Identify the lines containing the word "Vibrato". Copy each one.
───── ENTRIES PROVIDED ─────
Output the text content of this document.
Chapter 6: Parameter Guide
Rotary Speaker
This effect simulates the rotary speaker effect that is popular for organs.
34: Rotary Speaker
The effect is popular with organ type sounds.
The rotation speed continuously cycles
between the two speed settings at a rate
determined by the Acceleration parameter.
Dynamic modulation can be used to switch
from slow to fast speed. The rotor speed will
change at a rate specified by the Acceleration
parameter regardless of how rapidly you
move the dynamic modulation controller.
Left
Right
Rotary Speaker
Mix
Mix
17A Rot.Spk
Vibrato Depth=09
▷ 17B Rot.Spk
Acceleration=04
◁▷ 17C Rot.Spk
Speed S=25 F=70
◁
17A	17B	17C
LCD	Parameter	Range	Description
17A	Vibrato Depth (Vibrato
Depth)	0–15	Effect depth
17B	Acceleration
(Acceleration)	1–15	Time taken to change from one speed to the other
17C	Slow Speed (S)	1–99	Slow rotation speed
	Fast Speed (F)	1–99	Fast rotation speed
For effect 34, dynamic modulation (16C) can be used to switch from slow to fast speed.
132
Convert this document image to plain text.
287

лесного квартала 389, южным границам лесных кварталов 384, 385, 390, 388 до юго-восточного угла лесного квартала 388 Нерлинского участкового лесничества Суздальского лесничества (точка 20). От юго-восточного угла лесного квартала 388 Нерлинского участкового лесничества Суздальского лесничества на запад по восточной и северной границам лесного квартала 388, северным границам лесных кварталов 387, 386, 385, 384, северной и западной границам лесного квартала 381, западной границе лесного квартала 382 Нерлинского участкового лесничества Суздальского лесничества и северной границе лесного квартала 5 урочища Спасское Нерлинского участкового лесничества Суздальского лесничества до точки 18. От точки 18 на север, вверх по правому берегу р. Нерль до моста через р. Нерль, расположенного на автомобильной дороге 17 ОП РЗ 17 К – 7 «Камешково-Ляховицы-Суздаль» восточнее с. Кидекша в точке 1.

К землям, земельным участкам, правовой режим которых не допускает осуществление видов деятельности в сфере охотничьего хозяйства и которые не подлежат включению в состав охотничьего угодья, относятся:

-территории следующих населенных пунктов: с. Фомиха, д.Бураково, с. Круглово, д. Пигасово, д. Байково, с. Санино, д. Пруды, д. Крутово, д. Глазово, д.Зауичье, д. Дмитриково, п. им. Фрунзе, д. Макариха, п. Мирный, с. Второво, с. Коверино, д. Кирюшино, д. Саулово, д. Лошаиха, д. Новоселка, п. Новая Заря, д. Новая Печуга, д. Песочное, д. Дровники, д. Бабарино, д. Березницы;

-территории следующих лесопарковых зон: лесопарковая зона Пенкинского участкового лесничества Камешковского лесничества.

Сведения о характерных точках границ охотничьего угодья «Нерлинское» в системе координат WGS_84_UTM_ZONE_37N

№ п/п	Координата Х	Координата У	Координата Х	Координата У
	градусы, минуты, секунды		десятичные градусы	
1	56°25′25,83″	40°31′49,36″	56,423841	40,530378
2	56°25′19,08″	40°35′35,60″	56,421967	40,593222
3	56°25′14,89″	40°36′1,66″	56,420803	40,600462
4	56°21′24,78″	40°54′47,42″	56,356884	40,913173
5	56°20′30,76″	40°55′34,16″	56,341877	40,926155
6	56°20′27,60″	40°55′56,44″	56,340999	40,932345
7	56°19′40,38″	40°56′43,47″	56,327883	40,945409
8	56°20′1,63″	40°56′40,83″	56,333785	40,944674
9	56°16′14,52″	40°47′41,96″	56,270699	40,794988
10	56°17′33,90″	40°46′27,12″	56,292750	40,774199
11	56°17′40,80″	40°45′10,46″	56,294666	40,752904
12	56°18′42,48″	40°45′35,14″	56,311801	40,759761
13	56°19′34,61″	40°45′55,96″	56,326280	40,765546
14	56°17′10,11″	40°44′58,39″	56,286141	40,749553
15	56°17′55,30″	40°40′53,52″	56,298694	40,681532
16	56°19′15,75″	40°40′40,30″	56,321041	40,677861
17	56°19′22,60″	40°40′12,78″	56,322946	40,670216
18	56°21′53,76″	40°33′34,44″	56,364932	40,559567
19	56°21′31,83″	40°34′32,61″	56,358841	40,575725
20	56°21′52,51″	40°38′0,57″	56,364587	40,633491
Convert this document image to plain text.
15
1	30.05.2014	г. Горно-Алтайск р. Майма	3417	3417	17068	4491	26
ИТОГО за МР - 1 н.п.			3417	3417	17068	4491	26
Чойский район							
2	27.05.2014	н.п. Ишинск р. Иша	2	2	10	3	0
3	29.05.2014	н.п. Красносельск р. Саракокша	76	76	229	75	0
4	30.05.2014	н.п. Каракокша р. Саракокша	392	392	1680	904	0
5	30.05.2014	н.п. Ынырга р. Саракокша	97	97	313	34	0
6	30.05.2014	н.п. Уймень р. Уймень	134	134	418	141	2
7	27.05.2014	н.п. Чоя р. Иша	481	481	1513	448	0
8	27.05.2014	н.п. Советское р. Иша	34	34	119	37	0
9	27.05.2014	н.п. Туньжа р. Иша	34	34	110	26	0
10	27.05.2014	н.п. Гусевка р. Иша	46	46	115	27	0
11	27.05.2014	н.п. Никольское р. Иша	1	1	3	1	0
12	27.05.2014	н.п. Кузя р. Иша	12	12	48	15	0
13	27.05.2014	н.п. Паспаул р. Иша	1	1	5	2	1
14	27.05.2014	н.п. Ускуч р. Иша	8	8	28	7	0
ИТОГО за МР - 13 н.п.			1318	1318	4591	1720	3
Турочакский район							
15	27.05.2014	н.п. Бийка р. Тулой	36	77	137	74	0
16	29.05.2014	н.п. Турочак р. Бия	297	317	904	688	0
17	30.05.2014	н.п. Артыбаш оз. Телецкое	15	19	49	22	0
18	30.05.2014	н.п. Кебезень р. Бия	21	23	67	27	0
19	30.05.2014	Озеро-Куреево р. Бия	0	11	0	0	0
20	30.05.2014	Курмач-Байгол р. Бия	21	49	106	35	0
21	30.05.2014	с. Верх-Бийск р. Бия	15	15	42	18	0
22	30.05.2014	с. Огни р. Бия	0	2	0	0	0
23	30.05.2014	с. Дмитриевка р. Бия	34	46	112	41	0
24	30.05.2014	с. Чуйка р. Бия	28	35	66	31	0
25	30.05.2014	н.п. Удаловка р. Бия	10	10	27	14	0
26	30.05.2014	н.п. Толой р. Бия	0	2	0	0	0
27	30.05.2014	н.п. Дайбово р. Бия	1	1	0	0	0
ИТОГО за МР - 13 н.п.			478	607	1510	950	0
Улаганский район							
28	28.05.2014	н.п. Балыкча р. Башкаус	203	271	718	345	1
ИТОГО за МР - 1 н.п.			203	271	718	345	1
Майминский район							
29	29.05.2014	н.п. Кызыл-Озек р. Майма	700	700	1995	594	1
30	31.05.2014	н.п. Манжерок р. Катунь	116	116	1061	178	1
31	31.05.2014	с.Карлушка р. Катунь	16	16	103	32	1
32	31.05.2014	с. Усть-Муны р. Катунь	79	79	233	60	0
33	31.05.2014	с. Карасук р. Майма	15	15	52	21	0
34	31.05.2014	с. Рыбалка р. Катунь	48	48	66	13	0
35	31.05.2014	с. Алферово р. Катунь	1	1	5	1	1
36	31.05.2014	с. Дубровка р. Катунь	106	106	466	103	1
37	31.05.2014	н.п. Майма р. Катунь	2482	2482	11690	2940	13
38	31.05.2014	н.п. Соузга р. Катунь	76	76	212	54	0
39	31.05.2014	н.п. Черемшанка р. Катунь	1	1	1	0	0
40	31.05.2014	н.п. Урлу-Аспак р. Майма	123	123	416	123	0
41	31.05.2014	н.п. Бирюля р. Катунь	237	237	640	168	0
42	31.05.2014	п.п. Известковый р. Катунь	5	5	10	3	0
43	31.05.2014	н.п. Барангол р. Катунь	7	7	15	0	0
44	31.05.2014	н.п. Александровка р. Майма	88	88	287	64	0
─────
__RESULT FOR THIS EXERCISE__
Vibrato Depth=09
17A	Vibrato Depth (Vibrato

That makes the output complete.